WHAT IS REQUIRED. Pull out every line of the listing below where "году" appears.

Stored data
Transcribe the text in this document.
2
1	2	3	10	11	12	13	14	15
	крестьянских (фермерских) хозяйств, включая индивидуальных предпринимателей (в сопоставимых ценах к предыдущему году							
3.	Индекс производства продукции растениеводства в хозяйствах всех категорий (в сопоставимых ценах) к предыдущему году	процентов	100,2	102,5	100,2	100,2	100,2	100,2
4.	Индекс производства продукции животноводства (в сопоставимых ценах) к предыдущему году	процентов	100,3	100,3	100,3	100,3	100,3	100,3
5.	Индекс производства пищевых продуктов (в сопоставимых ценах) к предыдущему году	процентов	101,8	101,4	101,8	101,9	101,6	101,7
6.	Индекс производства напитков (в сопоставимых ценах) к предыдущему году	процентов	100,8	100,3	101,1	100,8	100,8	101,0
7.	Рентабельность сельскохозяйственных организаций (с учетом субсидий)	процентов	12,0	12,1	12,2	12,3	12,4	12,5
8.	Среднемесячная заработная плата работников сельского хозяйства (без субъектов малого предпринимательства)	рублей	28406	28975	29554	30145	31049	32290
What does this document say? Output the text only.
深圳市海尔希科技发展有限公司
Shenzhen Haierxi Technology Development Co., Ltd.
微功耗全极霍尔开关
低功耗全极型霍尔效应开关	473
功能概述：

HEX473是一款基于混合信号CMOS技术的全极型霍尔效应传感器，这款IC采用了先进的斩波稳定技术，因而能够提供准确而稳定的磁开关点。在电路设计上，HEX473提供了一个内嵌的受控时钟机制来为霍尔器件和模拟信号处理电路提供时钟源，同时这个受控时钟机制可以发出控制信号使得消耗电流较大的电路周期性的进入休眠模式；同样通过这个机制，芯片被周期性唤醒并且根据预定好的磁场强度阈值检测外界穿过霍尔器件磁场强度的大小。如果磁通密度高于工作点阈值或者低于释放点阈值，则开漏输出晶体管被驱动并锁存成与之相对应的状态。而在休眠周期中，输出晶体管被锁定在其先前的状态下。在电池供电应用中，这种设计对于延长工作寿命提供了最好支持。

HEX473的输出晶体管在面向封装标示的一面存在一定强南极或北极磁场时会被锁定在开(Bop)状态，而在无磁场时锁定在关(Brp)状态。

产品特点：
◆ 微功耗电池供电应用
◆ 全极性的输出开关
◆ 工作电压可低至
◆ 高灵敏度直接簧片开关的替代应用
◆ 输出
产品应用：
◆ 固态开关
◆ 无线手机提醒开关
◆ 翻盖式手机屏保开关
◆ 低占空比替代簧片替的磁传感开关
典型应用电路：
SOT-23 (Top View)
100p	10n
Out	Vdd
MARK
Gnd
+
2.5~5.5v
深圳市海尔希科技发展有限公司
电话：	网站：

EXERCISE RESULT.
	крестьянских (фермерских) хозяйств, включая индивидуальных предпринимателей (в сопоставимых ценах к предыдущему году							
3.	Индекс производства продукции растениеводства в хозяйствах всех категорий (в сопоставимых ценах) к предыдущему году	процентов	100,2	102,5	100,2	100,2	100,2	100,2
4.	Индекс производства продукции животноводства (в сопоставимых ценах) к предыдущему году	процентов	100,3	100,3	100,3	100,3	100,3	100,3
5.	Индекс производства пищевых продуктов (в сопоставимых ценах) к предыдущему году	процентов	101,8	101,4	101,8	101,9	101,6	101,7
6.	Индекс производства напитков (в сопоставимых ценах) к предыдущему году	процентов	100,8	100,3	101,1	100,8	100,8	101,0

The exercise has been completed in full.